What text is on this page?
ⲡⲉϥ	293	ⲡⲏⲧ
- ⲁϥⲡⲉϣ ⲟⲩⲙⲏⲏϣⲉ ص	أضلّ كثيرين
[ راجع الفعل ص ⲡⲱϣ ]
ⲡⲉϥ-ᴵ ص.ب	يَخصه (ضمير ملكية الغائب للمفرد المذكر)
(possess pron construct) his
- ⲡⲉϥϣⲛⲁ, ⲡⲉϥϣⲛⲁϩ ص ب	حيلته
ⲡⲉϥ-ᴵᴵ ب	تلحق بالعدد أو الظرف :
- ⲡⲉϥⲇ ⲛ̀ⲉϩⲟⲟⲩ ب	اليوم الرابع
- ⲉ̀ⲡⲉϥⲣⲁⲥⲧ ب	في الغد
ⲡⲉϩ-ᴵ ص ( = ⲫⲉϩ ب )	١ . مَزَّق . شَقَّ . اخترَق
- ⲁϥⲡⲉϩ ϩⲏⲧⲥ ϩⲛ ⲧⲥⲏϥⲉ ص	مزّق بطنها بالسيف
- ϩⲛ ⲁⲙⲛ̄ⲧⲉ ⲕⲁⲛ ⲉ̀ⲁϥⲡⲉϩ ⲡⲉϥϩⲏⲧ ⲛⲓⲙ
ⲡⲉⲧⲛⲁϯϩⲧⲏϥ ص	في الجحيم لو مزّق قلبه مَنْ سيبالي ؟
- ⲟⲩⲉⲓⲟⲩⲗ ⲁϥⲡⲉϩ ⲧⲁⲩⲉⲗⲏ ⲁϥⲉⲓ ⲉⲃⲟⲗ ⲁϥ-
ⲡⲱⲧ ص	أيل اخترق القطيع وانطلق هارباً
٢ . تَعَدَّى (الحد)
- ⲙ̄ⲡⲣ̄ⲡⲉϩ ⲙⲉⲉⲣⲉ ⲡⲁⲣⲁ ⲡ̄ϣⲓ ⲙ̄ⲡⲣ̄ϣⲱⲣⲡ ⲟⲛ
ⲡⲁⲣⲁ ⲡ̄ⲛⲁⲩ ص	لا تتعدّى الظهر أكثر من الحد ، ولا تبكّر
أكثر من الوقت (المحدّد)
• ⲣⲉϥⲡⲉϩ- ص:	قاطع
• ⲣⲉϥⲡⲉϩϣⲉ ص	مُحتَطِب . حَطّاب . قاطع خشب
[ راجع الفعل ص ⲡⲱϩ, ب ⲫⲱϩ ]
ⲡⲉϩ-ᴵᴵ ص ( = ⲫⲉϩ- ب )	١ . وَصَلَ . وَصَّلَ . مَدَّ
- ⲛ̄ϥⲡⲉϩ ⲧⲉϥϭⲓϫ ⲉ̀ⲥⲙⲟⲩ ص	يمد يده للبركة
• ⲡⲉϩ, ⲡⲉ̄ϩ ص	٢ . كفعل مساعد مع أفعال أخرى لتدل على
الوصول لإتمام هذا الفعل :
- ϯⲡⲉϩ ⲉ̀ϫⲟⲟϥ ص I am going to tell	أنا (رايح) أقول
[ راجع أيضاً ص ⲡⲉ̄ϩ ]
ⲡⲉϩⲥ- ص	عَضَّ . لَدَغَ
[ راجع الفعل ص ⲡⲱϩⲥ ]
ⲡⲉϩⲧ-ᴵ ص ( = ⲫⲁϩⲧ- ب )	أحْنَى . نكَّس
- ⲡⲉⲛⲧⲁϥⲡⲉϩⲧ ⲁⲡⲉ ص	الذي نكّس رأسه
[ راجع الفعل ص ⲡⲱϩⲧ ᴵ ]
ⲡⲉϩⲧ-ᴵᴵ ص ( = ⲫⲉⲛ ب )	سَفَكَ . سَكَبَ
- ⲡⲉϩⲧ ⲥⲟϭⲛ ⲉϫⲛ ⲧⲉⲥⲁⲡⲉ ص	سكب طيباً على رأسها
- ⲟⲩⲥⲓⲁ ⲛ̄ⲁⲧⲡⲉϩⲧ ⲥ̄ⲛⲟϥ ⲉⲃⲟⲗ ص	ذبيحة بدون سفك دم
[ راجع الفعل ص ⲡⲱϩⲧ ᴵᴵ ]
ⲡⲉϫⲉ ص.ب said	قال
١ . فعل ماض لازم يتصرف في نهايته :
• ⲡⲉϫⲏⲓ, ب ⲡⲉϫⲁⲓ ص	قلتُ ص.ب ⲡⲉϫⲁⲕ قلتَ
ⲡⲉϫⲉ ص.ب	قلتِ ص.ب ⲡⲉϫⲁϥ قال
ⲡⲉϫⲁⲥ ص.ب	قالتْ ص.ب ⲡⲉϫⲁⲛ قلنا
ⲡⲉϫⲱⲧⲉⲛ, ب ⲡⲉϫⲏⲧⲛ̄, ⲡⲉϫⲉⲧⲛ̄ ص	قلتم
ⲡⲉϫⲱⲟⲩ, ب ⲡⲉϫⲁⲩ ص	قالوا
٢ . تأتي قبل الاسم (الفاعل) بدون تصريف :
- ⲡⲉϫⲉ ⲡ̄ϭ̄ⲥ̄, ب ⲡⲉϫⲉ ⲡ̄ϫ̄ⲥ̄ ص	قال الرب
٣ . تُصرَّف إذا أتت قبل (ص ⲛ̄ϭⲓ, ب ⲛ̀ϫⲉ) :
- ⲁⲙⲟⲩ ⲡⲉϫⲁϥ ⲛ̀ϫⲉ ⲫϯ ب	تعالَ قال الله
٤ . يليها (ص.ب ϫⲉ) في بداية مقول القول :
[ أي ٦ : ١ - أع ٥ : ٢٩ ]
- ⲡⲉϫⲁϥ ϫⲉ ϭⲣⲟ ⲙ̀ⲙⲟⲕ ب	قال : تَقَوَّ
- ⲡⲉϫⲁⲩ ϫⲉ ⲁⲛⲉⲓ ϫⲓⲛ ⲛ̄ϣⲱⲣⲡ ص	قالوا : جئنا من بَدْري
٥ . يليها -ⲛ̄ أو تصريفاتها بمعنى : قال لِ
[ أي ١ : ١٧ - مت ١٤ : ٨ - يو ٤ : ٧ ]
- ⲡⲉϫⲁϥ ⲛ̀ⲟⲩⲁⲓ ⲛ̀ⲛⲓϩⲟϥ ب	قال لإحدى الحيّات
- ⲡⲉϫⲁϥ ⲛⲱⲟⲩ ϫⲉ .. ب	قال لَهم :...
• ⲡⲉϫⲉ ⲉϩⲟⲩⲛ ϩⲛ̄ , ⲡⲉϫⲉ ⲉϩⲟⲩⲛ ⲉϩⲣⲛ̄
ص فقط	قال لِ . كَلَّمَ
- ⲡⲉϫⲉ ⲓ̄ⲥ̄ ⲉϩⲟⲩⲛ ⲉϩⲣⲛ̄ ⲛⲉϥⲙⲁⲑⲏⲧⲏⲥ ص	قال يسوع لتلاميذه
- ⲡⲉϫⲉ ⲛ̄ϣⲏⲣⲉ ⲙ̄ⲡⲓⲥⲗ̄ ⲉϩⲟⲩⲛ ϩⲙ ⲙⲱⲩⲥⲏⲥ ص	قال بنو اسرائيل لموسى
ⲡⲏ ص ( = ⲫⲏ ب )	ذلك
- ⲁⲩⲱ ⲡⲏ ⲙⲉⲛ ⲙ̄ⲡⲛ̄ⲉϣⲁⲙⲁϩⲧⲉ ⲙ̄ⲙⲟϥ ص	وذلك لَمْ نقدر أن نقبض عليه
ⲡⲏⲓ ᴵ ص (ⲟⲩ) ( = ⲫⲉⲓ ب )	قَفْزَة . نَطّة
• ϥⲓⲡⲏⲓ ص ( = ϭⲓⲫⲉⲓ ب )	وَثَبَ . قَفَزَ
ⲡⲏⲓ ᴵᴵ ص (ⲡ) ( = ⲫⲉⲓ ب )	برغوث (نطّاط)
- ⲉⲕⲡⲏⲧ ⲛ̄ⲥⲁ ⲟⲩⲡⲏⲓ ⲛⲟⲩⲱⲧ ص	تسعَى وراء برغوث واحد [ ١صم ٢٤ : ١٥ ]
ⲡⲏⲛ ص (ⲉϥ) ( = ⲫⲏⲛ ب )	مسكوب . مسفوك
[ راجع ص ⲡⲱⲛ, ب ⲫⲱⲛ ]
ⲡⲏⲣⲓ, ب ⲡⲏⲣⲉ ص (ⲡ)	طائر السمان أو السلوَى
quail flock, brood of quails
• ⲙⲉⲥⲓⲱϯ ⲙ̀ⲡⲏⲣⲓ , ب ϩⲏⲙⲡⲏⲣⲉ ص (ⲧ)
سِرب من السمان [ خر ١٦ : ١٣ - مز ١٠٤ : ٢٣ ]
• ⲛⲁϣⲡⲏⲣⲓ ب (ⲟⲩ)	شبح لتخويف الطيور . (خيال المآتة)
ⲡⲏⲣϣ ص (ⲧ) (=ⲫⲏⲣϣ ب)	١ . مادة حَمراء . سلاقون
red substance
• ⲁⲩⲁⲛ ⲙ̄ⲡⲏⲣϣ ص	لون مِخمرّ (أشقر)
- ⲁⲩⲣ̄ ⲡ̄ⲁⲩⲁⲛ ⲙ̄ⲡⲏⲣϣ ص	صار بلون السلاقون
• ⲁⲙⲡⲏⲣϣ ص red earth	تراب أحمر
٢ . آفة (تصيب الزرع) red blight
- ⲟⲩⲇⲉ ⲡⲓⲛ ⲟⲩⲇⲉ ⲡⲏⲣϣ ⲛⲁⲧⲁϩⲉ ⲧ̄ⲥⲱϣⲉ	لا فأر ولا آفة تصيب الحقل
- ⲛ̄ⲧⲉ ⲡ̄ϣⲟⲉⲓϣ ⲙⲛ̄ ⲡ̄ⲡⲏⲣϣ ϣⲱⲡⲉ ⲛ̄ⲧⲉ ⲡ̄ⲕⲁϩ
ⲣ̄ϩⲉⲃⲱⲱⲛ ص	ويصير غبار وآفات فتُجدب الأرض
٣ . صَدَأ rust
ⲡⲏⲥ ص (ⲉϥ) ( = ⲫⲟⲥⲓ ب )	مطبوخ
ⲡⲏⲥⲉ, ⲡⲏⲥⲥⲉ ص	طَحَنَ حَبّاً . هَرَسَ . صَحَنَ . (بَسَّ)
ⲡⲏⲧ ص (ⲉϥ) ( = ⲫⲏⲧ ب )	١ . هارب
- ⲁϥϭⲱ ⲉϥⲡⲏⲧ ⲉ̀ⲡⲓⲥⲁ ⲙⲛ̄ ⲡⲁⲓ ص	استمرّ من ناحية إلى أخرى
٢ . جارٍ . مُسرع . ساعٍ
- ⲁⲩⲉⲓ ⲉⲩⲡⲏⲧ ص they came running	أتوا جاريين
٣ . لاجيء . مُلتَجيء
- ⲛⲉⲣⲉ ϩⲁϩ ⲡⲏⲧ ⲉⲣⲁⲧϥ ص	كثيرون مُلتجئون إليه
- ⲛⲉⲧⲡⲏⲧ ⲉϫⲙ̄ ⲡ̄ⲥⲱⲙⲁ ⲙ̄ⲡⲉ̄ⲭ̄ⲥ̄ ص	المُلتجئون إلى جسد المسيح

_Task instructions:_ Give every line of the material that includes the string "قاطع".

_Answer to this task:_
• ⲣⲉϥⲡⲉϩ- ص:	قاطع
• ⲣⲉϥⲡⲉϩϣⲉ ص	مُحتَطِب . حَطّاب . قاطع خشب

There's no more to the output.